- INFORMATION GIVEN -

— begin —

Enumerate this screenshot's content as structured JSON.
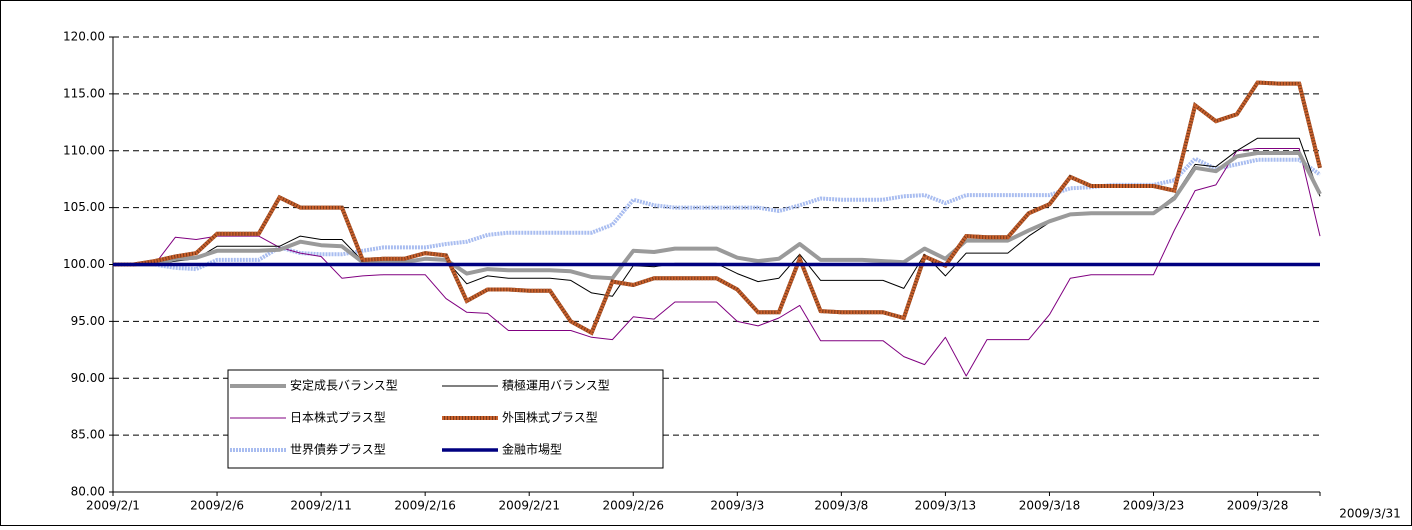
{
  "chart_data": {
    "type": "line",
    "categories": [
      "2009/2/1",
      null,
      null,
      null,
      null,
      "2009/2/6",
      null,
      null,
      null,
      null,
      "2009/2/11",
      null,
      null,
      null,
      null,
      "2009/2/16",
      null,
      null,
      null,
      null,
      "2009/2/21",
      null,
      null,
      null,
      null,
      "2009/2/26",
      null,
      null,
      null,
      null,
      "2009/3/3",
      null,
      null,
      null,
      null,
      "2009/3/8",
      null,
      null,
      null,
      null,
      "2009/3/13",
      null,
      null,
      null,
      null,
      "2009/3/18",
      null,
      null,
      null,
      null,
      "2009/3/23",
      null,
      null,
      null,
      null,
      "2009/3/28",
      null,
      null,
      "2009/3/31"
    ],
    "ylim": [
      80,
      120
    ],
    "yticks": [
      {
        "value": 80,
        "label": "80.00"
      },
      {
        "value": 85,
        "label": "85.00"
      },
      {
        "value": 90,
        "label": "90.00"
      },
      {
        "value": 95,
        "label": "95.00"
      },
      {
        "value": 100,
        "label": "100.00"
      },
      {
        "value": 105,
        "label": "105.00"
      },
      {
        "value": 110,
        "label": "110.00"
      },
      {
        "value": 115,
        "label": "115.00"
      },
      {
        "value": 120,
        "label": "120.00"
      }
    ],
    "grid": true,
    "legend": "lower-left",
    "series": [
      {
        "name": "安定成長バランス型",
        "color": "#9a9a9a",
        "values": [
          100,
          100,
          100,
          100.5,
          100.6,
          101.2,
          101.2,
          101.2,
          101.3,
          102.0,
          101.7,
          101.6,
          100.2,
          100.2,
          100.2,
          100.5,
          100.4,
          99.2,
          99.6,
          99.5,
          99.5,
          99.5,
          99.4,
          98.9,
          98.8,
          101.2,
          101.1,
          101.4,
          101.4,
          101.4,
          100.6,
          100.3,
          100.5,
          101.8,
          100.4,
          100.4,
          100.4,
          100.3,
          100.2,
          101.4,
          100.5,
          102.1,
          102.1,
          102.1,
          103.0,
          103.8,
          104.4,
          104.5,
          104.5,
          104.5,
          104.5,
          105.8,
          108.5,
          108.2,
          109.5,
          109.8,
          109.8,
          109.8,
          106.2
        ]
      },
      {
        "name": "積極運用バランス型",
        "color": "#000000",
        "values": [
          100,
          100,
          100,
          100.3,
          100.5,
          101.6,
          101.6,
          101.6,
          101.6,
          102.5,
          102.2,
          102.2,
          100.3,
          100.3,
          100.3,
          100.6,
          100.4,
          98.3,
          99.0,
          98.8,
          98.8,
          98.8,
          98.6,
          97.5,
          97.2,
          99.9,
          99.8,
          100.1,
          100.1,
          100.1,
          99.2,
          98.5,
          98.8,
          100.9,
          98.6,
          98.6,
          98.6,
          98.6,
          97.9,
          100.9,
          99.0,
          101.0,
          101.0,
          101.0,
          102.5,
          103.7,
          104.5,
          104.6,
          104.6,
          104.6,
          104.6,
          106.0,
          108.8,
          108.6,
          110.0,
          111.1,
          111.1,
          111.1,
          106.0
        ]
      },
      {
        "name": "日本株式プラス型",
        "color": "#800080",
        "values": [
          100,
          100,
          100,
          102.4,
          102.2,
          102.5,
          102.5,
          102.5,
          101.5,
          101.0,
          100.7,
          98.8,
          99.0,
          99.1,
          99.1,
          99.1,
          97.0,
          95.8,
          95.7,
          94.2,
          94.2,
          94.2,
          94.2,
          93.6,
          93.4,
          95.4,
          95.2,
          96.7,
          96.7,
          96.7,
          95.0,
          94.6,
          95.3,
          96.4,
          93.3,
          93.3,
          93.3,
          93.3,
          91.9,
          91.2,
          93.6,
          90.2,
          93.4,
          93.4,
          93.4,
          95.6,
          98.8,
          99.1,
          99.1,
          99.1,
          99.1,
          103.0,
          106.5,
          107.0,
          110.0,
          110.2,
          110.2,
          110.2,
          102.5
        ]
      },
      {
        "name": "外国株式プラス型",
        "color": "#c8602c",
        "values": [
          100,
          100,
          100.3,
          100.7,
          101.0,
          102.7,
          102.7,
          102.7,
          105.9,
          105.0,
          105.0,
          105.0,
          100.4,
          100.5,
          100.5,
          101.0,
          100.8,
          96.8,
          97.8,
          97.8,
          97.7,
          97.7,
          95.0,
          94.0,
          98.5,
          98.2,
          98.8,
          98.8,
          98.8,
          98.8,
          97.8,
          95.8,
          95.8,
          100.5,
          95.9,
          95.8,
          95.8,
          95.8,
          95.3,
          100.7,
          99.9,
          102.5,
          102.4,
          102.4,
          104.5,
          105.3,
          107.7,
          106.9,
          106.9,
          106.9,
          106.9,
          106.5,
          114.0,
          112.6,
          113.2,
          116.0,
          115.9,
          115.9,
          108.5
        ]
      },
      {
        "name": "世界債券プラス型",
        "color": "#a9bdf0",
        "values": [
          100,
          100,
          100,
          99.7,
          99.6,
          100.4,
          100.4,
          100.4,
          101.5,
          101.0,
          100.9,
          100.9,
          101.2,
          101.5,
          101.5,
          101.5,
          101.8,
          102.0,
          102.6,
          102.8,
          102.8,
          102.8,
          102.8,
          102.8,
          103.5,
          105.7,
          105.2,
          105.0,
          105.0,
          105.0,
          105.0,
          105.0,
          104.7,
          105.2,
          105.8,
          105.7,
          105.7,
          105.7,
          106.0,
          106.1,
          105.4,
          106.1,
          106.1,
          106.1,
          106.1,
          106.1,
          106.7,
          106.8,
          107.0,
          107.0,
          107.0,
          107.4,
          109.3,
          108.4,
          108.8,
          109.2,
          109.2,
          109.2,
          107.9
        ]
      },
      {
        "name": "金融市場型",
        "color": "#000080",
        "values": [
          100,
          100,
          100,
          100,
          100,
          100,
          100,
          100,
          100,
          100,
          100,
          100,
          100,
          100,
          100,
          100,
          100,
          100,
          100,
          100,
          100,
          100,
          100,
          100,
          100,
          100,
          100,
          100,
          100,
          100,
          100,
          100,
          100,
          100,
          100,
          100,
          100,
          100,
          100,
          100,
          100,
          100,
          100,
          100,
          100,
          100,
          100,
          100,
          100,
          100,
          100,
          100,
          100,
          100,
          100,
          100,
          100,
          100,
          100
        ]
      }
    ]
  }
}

— end —

- TASK -
Check the records above line by line and tally those holding the string "label". Answer with the number only.

- COMPLETE ANSWER -
9